*PROBLEMA SCRITTO A:*
Estrai dalle voci e ripeti senza modifiche tutte le righe dalla riga che contiene "cam123_splat_0.1_rg cam123_spl… xyxy=(1223,140,1467,231)" fino a quella che contiene "x-tick-label: 500 xyxy=(1460,1451,1486,1467)", entrambe incluse.

Nella settimana delle intercettazioni che potrebbero costare care agli uomini di De Luca, e soprattutto della scomparsa del grande Umberto Eco, uno dei pezzi più solidi della nostra cultura, c’è un altro dato che lascia il segno. È il numero 16 che quantifica i miliardi introitati in un anno dalle mafie che speculano sull’agroalimentare in Italia.
Tanti soldi, troppi tenuto conto che vanno a finire nelle casse di mafia e camorra attraverso ogni tipologia di illeciti, dalle truffe alle estorsioni, dal riciclaggio alle associazioni per delinquere. Il fenomeno, dilagante in tutto il Paese, viene raccontato puntualmente e senza sconti nel quarto Rapporto sui crimini agroalimentari di Eurispes-Coldiretti e Osservatorio sulla criminalità nell’agricoltura e sul sistema agroalimentare. Un rapporto che nel contempo evidenzia la presenza di un sistema di controlli per combattere le agromafie dal campo allo scaffale.
Sono state infatti oltre 100mila le verifiche effettuate nel 2015, mentre i sequestri sono pari a 436 milioni di euro, di cui il 24% nella ristorazione, il 18% nel settore della carne e salumi, l’11% in quello delle farine, del pane e della pasta. Insomma le mafie hanno le mani nei nostri piatti, sia a pranzo che a cena.
Una situazione che non risparmia nessuna regione italiana: se è elevata nel Mezzogiorno, è stabile e forte nel Centro dell’Italia ed in modo particolare in Abruzzo e Umbria, in alcune zone delle Marche, nel Grossetano e nel Lazio, per lo più a Latina e Frosinone.

*DATI DI INGRESSO:*

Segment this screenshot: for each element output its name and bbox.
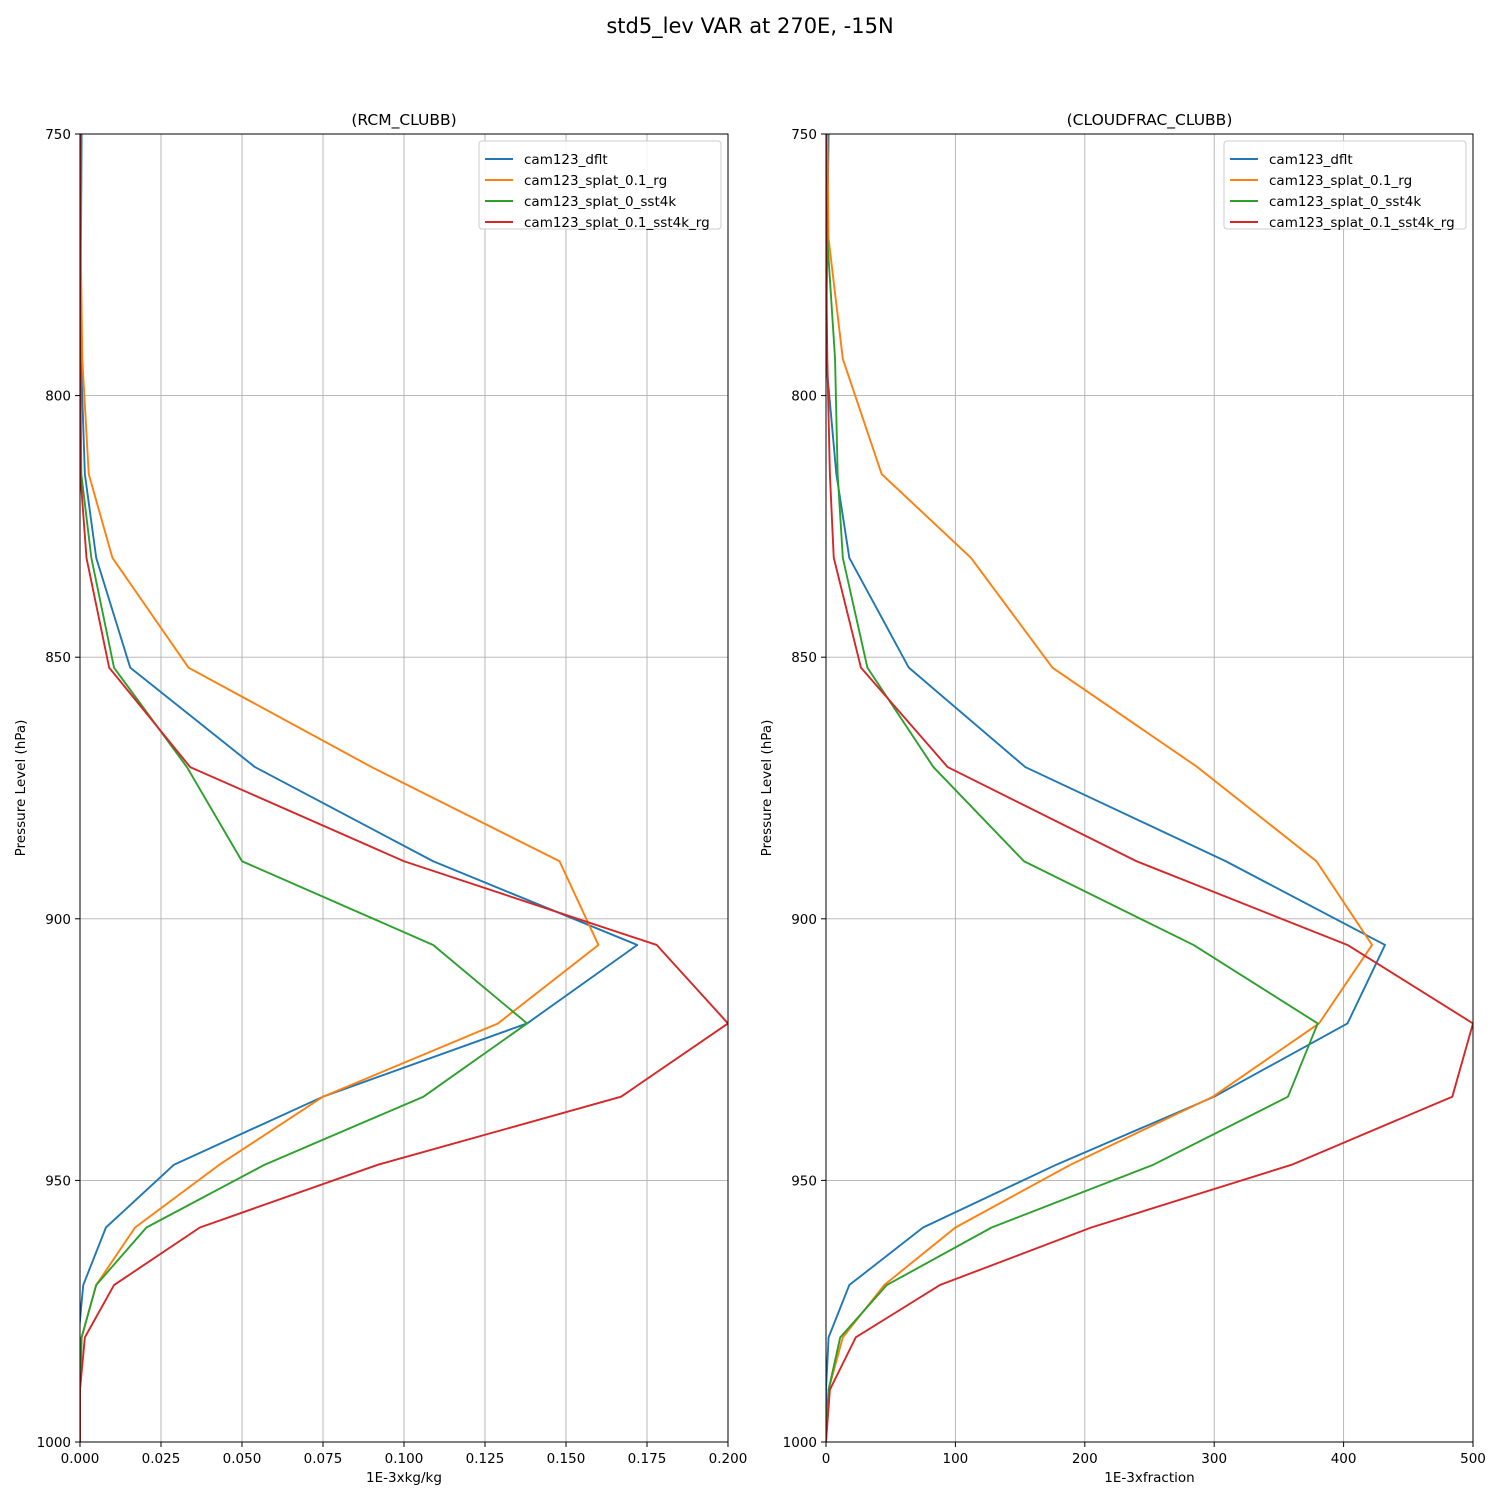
legend: cam123_dflt cam123_splat_0.1_rg cam123_spl… xyxy=(1223,140,1467,231)
y-tick-label: 750 xyxy=(45,127,71,143)
x-tick-label: 400 xyxy=(1331,1451,1357,1467)
series-line-cam123_splat_0.1_rg xyxy=(826,134,1374,1442)
legend-label-cam123_splat_0.1_sst4k_rg: cam123_splat_0.1_sst4k_rg xyxy=(1269,215,1455,231)
x-tick-label: 500 xyxy=(1460,1451,1486,1467)
series-line-cam123_splat_0.1_rg xyxy=(80,134,600,1442)
y-tick-label: 950 xyxy=(45,1173,71,1189)
x-axis-label: 1E-3xfraction xyxy=(1104,1470,1194,1486)
y-axis-label: Pressure Level (hPa) xyxy=(759,720,775,857)
legend-label-cam123_dflt: cam123_dflt xyxy=(1269,152,1353,168)
y-tick-label: 750 xyxy=(791,127,817,143)
x-tick-label: 0.200 xyxy=(709,1451,748,1467)
series-line-cam123_splat_0_sst4k xyxy=(80,134,529,1442)
legend-label-cam123_splat_0_sst4k: cam123_splat_0_sst4k xyxy=(1269,194,1421,210)
x-tick-label: 200 xyxy=(1072,1451,1098,1467)
x-tick-label: 100 xyxy=(943,1451,969,1467)
series-line-cam123_dflt xyxy=(80,134,639,1442)
legend-label-cam123_splat_0.1_rg: cam123_splat_0.1_rg xyxy=(524,173,667,189)
legend-label-cam123_splat_0.1_rg: cam123_splat_0.1_rg xyxy=(1269,173,1412,189)
chart-panel-2: 0 100 200 300 400 500 750 800 850 900 950 1000 (CLOU… xyxy=(759,111,1486,1486)
legend-label-cam123_dflt: cam123_dflt xyxy=(524,152,608,168)
chart-panel-1: 0.000 0.025 0.050 0.075 0.100 0.125 0.150 0.175… xyxy=(13,111,747,1486)
x-tick-label: 0.025 xyxy=(142,1451,181,1467)
y-axis-label: Pressure Level (hPa) xyxy=(13,720,29,857)
x-tick-label: 300 xyxy=(1201,1451,1227,1467)
x-tick-label: 0.000 xyxy=(61,1451,100,1467)
y-tick-label: 850 xyxy=(45,650,71,666)
x-tick-label: 0.125 xyxy=(466,1451,505,1467)
series-line-cam123_dflt xyxy=(826,134,1386,1442)
legend-box xyxy=(1223,140,1467,230)
legend-box xyxy=(478,140,722,230)
y-tick-label: 950 xyxy=(791,1173,817,1189)
series-line-cam123_splat_0.1_sst4k_rg xyxy=(826,134,1473,1442)
legend: cam123_dflt cam123_splat_0.1_rg cam123_spl… xyxy=(478,140,722,231)
series-line-cam123_splat_0_sst4k xyxy=(826,134,1319,1442)
panel-title: (CLOUDFRAC_CLUBB) xyxy=(1067,111,1233,130)
x-tick-label: 0.050 xyxy=(223,1451,262,1467)
y-tick-label: 850 xyxy=(791,650,817,666)
axes-frame xyxy=(825,133,1474,1443)
x-tick-label: 0.150 xyxy=(547,1451,586,1467)
y-tick-label: 900 xyxy=(791,912,817,928)
y-tick-label: 1000 xyxy=(37,1435,71,1451)
legend-label-cam123_splat_0.1_sst4k_rg: cam123_splat_0.1_sst4k_rg xyxy=(524,215,710,231)
x-tick-label: 0.075 xyxy=(304,1451,343,1467)
y-tick-label: 900 xyxy=(45,912,71,928)
y-tick-label: 1000 xyxy=(783,1435,817,1451)
y-tick-label: 800 xyxy=(45,389,71,405)
x-axis-label: 1E-3xkg/kg xyxy=(366,1470,442,1486)
x-tick-label: 0 xyxy=(822,1451,831,1467)
x-tick-label: 0.100 xyxy=(385,1451,424,1467)
x-tick-label: 0.175 xyxy=(628,1451,667,1467)
figure-title: std5_lev VAR at 270E, -15N xyxy=(606,14,894,38)
panel-title: (RCM_CLUBB) xyxy=(351,111,456,130)
y-tick-label: 800 xyxy=(791,389,817,405)
legend-label-cam123_splat_0_sst4k: cam123_splat_0_sst4k xyxy=(524,194,676,210)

*PROBLEMA SCRITTO B:*
Copia parola per parola dal brano sulle agromafie tutto il passo che va da "Tanti soldi, troppi" fino a "campo allo scaffale.".

*RISPOSTA A:*
legend: cam123_dflt cam123_splat_0.1_rg cam123_spl… xyxy=(1223,140,1467,231)
y-tick-label: 750 xyxy=(45,127,71,143)
x-tick-label: 400 xyxy=(1331,1451,1357,1467)
series-line-cam123_splat_0.1_rg xyxy=(826,134,1374,1442)
legend-label-cam123_splat_0.1_sst4k_rg: cam123_splat_0.1_sst4k_rg xyxy=(1269,215,1455,231)
x-tick-label: 500 xyxy=(1460,1451,1486,1467)

*RISPOSTA B:*
Tanti soldi, troppi tenuto conto che vanno a finire nelle casse di mafia e camorra attraverso ogni tipologia di illeciti, dalle truffe alle estorsioni, dal riciclaggio alle associazioni per delinquere. Il fenomeno, dilagante in tutto il Paese, viene raccontato puntualmente e senza sconti nel quarto Rapporto sui crimini agroalimentari di Eurispes-Coldiretti e Osservatorio sulla criminalità nell’agricoltura e sul sistema agroalimentare. Un rapporto che nel contempo evidenzia la presenza di un sistema di controlli per combattere le agromafie dal campo allo scaffale.